EXERCISE: Write out all of the lines below, exactly and completely.

DATA FOR THIS TASK:
========

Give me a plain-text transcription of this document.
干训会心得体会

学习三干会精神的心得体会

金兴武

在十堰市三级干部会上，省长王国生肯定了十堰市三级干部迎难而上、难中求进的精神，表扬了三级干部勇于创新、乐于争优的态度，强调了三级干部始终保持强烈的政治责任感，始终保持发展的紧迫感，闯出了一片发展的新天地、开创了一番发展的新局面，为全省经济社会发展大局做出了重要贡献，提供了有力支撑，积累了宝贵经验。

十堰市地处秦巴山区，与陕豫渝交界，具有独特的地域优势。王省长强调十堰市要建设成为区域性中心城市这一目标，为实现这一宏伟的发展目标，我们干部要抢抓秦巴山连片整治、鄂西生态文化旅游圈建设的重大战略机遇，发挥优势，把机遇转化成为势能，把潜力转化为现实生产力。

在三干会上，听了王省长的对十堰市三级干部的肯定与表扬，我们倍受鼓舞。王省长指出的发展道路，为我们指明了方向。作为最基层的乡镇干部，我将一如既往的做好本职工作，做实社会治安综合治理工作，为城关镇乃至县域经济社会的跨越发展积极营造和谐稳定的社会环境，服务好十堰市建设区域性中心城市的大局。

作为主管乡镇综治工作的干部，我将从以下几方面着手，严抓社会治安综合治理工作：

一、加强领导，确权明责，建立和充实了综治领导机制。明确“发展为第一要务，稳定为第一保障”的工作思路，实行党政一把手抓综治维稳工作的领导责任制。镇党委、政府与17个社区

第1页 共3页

========

THE OUTPUT:
Give me a plain-text transcription of this document.
干训会心得体会

学习三干会精神的心得体会

金兴武

在十堰市三级干部会上，省长王国生肯定了十堰市三级干部迎难而上、难中求进的精神，表扬了三级干部勇于创新、乐于争优的态度，强调了三级干部始终保持强烈的政治责任感，始终保持发展的紧迫感，闯出了一片发展的新天地、开创了一番发展的新局面，为全省经济社会发展大局做出了重要贡献，提供了有力支撑，积累了宝贵经验。

十堰市地处秦巴山区，与陕豫渝交界，具有独特的地域优势。王省长强调十堰市要建设成为区域性中心城市这一目标，为实现这一宏伟的发展目标，我们干部要抢抓秦巴山连片整治、鄂西生态文化旅游圈建设的重大战略机遇，发挥优势，把机遇转化成为势能，把潜力转化为现实生产力。

在三干会上，听了王省长的对十堰市三级干部的肯定与表扬，我们倍受鼓舞。王省长指出的发展道路，为我们指明了方向。作为最基层的乡镇干部，我将一如既往的做好本职工作，做实社会治安综合治理工作，为城关镇乃至县域经济社会的跨越发展积极营造和谐稳定的社会环境，服务好十堰市建设区域性中心城市的大局。

作为主管乡镇综治工作的干部，我将从以下几方面着手，严抓社会治安综合治理工作：

一、加强领导，确权明责，建立和充实了综治领导机制。明确“发展为第一要务，稳定为第一保障”的工作思路，实行党政一把手抓综治维稳工作的领导责任制。镇党委、政府与17个社区

第1页 共3页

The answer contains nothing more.